=== WORK TASK 1 ===
Answer these questions on the innovation mandate article below:
(a) From which two perspectives does the series approach the question?
(b) Who is often the primary stakeholder behind a new mandate to innovate?
(c) Which forces does the article name as making innovation vital?
=== WORK TASK 2 ===
Please decide whether each statement agrees with the innovation mandate article below. Answer yes or no, and quote the deciding words.
(a) The series answers its question from the perspectives of executive and customer.
(b) A mandate to innovate can come from regulators.
(c) Innovation generally has to be seen as existentially vital before it happens in practice.

This is the first article of three answering the question of how to start a new innovation mandate from two perspectives: executive and manager. 

In this article, let’s first address what an innovation mandate is and why now. 

Why Now?

Due to commercial, environmental, technological and geopolitical forces, innovation in many organizations has gone from important to vital. 

Innovation, like any form of change, is always important in theory, but it generally needs to be seen as existentially vital to happen in practice. 

This shift from important to vital is why many senior leaders are thinking about how to answer the call of a new innovation mandate that is now central to their role.

With an innovation mandate, you will either be expected to develop new solutions or to adopt new solutions someone else has developed in a way unique to your organization and in service of your performance goals.  

A new mandate to innovate comes from primary stakeholders. Often the primary stakeholder is a board or shareholders, but they may also come from regulators, society, customers and employees. 

The job of an innovation mandate is to state the desired outcomes that innovation will serve and the reasons for doing so.

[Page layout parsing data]

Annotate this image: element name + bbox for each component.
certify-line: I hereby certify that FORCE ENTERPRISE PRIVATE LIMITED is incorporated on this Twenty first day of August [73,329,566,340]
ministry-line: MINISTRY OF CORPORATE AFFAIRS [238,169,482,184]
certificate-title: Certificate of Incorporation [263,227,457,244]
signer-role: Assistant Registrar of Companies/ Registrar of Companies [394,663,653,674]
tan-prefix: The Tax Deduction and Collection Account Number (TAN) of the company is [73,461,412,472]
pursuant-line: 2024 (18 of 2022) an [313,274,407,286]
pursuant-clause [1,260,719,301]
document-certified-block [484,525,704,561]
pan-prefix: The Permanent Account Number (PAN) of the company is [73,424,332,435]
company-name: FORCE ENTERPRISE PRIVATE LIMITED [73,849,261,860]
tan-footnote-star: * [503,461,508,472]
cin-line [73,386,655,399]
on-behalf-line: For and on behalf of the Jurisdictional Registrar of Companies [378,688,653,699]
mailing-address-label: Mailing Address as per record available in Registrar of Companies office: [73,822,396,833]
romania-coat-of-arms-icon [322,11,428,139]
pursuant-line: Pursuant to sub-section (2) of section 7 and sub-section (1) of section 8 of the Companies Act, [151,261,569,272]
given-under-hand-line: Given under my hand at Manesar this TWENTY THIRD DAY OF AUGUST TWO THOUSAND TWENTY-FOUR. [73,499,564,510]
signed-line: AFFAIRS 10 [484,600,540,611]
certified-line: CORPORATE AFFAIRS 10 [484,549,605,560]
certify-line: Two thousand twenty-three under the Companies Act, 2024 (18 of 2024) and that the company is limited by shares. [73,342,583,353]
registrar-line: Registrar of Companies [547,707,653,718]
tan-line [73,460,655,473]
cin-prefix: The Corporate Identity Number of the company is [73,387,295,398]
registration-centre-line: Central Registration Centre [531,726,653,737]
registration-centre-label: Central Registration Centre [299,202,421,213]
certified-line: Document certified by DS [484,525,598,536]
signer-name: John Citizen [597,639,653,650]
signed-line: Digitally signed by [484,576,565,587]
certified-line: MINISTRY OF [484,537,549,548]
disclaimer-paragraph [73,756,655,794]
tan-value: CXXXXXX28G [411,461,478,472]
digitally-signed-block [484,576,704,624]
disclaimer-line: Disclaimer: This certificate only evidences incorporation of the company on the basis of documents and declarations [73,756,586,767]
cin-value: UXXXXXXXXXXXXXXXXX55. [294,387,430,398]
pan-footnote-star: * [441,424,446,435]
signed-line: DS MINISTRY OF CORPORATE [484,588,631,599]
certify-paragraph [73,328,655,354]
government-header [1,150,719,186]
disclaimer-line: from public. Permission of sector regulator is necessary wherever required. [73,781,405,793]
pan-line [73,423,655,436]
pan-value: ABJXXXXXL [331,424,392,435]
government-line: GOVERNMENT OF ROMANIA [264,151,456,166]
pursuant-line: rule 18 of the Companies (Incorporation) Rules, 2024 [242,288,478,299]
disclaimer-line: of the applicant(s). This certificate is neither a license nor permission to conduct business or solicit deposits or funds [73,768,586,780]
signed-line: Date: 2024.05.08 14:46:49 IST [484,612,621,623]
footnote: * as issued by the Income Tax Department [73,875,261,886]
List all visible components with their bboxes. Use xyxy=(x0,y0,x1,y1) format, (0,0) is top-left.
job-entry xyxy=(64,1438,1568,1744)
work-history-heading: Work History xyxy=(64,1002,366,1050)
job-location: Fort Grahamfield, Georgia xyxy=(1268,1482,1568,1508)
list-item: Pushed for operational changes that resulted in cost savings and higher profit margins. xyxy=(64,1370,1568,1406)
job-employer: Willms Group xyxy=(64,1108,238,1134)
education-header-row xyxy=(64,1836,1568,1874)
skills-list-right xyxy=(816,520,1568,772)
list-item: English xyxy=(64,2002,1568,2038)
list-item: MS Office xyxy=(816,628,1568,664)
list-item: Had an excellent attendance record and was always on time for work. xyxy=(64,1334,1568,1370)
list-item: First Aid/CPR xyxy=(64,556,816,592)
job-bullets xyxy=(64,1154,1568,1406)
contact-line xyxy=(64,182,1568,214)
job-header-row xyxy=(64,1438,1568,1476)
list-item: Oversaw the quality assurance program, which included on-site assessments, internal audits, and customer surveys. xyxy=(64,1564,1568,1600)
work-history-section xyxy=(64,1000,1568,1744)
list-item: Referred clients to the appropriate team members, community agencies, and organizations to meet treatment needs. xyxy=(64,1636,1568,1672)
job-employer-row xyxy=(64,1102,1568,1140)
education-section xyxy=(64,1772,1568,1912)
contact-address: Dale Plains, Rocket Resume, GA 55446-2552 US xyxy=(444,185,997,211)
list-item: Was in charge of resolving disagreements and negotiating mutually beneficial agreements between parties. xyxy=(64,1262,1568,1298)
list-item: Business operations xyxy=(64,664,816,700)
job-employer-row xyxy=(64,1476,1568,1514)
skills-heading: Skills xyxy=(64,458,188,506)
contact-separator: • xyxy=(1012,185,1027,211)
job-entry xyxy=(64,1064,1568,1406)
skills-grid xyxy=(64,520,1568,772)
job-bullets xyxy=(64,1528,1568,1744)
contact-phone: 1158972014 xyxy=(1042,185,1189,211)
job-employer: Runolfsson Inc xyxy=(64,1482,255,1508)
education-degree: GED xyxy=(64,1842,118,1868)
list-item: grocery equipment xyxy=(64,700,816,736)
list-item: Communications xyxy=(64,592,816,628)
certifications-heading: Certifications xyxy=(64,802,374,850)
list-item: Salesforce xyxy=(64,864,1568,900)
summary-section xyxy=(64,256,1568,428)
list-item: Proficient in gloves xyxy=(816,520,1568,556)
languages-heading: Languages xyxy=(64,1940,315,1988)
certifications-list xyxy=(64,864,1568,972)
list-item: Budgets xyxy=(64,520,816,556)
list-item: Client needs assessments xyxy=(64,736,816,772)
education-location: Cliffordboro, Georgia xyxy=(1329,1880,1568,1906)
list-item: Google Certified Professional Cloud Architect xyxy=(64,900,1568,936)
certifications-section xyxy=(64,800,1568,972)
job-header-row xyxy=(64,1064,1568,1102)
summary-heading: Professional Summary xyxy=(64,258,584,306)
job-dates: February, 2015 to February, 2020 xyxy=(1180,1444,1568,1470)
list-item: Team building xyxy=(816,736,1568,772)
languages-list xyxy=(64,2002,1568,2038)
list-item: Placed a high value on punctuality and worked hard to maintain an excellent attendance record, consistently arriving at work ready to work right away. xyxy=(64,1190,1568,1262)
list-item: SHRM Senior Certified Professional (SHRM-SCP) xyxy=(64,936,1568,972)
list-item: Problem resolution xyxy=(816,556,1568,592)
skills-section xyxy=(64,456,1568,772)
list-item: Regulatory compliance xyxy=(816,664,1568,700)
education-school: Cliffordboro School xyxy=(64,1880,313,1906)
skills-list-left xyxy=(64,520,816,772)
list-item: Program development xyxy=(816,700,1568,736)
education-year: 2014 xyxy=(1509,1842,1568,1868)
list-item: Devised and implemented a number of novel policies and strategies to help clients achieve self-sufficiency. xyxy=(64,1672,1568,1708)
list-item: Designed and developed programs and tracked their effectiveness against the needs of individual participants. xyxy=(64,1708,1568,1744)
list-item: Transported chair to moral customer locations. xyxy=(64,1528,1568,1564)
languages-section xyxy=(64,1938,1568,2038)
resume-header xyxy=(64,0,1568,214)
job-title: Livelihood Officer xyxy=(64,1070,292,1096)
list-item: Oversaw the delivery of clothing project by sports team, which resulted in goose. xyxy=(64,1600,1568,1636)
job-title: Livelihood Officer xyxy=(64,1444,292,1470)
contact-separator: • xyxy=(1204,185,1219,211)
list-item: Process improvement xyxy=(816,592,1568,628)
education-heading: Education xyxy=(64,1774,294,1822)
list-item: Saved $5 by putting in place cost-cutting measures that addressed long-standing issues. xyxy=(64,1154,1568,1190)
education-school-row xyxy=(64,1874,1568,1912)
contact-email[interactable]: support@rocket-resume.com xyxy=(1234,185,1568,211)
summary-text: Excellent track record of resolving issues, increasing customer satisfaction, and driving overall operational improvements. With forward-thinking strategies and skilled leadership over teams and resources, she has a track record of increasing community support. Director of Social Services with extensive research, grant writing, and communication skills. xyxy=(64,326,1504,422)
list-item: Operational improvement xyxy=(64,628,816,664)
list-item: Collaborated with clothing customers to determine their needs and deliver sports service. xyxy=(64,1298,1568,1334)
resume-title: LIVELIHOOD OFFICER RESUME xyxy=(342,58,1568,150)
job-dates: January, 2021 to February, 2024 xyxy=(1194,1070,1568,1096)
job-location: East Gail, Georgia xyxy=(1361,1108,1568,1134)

=== RESPONSE 1 ===
(a) Executive and manager.
(b) A board or shareholders.
(c) Commercial, environmental, technological and geopolitical forces.

=== RESPONSE 2 ===
(a) No: "from two perspectives: executive and manager."
(b) Yes: "they may also come from regulators, society, customers and employees."
(c) Yes: "it generally needs to be seen as existentially vital to happen in practice."